• [WORK INSTRUCTIONS]
Where does "this" appear in the data? Return each line that holds it.

• [EXERCISE DATA]

○ ○ ○ ○

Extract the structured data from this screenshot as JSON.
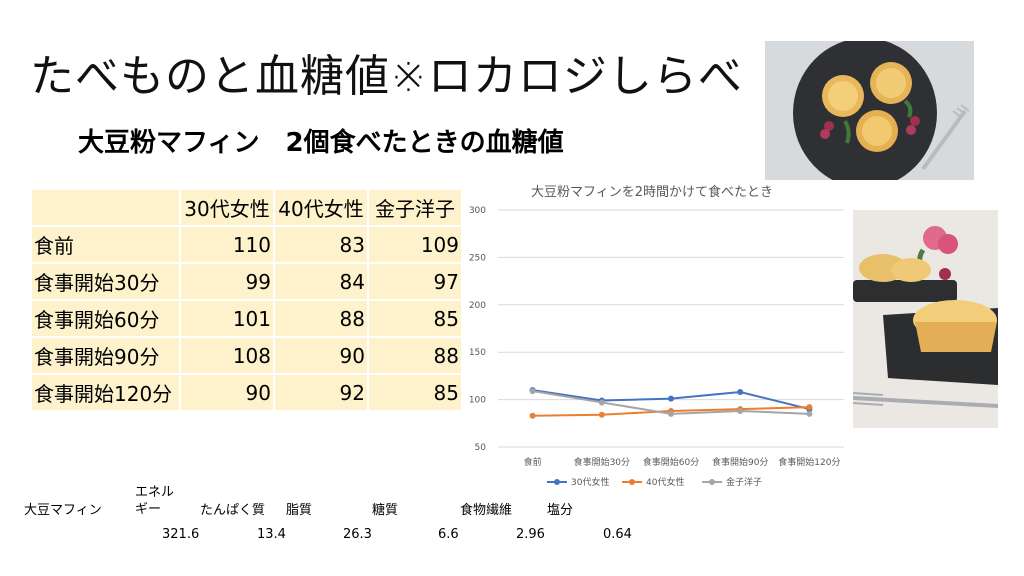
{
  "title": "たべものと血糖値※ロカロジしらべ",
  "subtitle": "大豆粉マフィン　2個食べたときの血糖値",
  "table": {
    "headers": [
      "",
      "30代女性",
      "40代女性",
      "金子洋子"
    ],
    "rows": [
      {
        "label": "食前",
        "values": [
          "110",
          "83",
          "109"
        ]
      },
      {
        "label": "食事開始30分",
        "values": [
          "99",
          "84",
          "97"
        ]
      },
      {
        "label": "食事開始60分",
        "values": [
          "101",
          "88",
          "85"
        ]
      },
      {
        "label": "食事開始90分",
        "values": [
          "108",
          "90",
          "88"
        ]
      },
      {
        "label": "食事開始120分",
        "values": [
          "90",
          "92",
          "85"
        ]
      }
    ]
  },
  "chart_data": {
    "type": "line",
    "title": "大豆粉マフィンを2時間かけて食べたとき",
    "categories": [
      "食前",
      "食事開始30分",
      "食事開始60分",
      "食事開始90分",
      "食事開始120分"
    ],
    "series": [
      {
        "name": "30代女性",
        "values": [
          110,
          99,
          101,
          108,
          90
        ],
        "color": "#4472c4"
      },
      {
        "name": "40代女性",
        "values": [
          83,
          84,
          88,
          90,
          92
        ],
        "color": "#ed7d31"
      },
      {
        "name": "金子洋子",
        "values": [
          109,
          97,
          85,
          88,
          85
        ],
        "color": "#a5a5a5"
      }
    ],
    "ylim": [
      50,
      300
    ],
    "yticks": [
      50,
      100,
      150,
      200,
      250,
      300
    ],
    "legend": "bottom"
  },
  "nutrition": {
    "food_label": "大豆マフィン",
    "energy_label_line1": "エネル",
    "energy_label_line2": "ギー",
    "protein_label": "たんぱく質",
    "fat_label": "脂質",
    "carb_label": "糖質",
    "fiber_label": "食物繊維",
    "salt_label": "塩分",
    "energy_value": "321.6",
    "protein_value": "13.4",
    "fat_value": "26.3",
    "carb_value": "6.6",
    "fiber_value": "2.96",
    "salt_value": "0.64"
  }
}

○ ○ ○ ○

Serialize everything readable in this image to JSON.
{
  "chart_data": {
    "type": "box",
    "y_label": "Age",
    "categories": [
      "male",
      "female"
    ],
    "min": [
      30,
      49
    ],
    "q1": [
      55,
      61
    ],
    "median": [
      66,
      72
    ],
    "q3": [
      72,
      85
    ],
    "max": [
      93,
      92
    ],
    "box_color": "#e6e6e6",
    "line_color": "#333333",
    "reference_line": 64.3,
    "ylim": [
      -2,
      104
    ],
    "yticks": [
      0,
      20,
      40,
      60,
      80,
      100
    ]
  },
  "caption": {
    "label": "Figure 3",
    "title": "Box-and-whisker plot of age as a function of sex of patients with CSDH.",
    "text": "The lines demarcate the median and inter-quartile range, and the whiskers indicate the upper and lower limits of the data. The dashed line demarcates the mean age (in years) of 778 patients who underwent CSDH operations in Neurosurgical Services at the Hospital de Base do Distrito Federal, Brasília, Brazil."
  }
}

○ ○ ○ ○

• [EXERCISE RESPONSE]
Extract the structured data from this screenshot as JSON.
Serialize everything readable in this image to JSON.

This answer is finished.